» **Records from a data source**
● ● ●

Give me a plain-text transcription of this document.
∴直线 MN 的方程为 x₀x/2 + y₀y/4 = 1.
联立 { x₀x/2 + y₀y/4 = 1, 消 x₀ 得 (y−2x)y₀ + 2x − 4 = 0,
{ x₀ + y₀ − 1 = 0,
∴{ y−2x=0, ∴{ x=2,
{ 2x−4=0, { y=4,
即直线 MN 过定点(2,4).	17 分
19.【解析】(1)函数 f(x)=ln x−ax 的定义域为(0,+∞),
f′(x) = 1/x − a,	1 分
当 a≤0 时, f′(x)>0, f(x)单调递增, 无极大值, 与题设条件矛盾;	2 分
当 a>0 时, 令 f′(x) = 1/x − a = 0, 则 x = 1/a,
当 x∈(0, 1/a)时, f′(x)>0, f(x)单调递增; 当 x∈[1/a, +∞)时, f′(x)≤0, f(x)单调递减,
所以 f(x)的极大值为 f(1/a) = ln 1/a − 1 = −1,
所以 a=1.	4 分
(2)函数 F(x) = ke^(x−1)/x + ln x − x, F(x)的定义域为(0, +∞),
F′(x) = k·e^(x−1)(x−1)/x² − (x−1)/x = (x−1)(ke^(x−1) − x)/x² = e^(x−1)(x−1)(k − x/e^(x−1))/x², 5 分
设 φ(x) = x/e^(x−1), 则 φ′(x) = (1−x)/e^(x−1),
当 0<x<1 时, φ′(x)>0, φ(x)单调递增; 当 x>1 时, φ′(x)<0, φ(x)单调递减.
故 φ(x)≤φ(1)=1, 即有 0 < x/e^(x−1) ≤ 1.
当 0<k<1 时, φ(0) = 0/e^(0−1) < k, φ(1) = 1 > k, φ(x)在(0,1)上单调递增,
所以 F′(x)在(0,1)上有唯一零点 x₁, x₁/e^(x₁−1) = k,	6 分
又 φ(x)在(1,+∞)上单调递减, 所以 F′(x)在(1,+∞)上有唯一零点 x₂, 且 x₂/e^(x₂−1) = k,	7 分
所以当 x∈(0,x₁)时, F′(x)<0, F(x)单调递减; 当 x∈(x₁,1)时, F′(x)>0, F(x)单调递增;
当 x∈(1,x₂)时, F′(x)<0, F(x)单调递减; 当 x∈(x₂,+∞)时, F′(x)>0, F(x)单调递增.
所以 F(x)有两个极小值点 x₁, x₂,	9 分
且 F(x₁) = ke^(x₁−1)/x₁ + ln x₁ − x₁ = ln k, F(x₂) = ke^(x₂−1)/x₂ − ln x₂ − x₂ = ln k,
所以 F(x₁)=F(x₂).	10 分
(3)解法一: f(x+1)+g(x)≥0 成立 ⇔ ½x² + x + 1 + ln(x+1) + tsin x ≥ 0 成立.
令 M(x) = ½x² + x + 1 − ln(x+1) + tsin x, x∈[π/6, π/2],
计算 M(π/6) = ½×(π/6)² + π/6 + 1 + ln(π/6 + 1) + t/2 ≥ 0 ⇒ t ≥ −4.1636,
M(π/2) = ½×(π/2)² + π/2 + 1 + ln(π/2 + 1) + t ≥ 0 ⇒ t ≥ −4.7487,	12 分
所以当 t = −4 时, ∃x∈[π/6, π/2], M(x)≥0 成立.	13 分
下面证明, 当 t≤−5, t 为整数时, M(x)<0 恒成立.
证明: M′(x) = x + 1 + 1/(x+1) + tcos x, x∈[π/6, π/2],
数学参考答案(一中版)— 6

● ● ●

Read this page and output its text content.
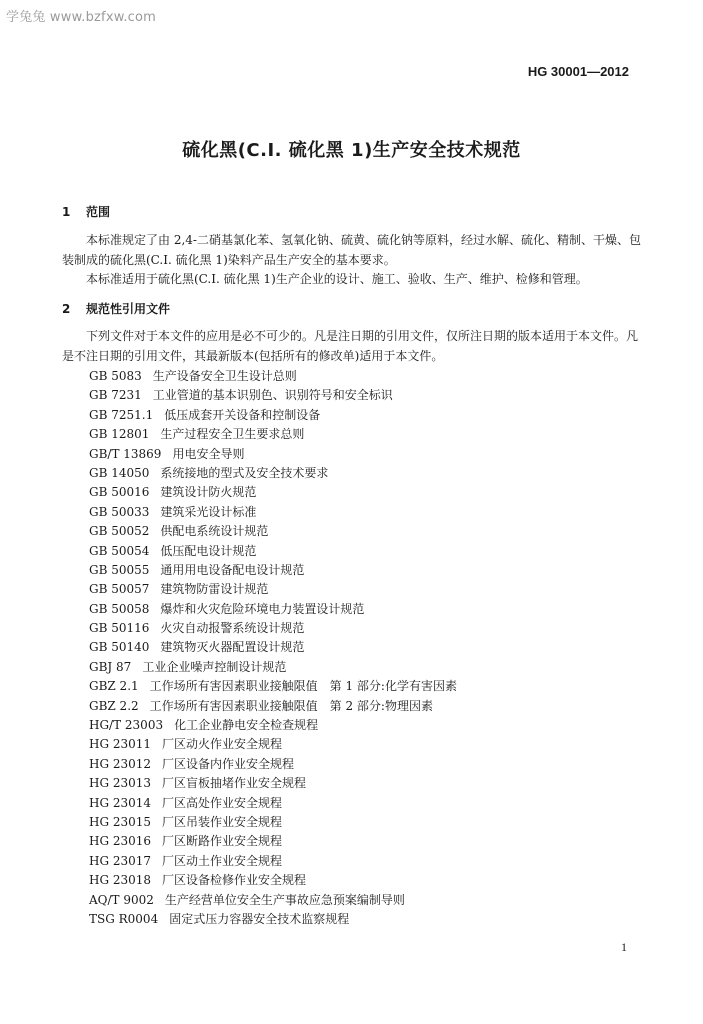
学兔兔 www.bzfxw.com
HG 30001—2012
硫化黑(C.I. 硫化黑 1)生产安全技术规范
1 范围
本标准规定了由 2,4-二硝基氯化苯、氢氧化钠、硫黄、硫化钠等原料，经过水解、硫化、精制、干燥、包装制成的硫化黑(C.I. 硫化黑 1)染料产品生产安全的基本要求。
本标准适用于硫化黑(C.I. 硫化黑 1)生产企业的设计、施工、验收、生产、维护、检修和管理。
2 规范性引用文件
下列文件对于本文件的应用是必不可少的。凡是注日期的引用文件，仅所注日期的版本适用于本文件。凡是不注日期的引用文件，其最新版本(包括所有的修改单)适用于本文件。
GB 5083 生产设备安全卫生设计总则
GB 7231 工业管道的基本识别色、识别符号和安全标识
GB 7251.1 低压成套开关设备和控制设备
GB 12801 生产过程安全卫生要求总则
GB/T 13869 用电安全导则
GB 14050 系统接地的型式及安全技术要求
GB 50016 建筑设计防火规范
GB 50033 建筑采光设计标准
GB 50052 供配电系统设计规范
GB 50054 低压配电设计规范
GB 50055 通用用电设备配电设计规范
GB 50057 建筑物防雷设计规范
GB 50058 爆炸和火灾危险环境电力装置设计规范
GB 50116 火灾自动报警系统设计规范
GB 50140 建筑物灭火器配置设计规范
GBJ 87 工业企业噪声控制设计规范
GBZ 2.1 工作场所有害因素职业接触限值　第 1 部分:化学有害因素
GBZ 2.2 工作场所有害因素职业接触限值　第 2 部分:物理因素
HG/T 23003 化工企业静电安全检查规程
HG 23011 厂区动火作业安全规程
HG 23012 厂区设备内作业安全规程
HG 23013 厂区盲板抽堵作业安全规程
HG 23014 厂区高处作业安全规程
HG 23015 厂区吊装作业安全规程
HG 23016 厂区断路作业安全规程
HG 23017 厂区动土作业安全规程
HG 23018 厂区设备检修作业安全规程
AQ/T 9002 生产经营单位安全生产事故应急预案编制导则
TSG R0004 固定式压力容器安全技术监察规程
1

● ● ●

» **Task directions**
Of the lines in the records, determine how many contain the word "text", and report that number alone.

» **Expected output**
2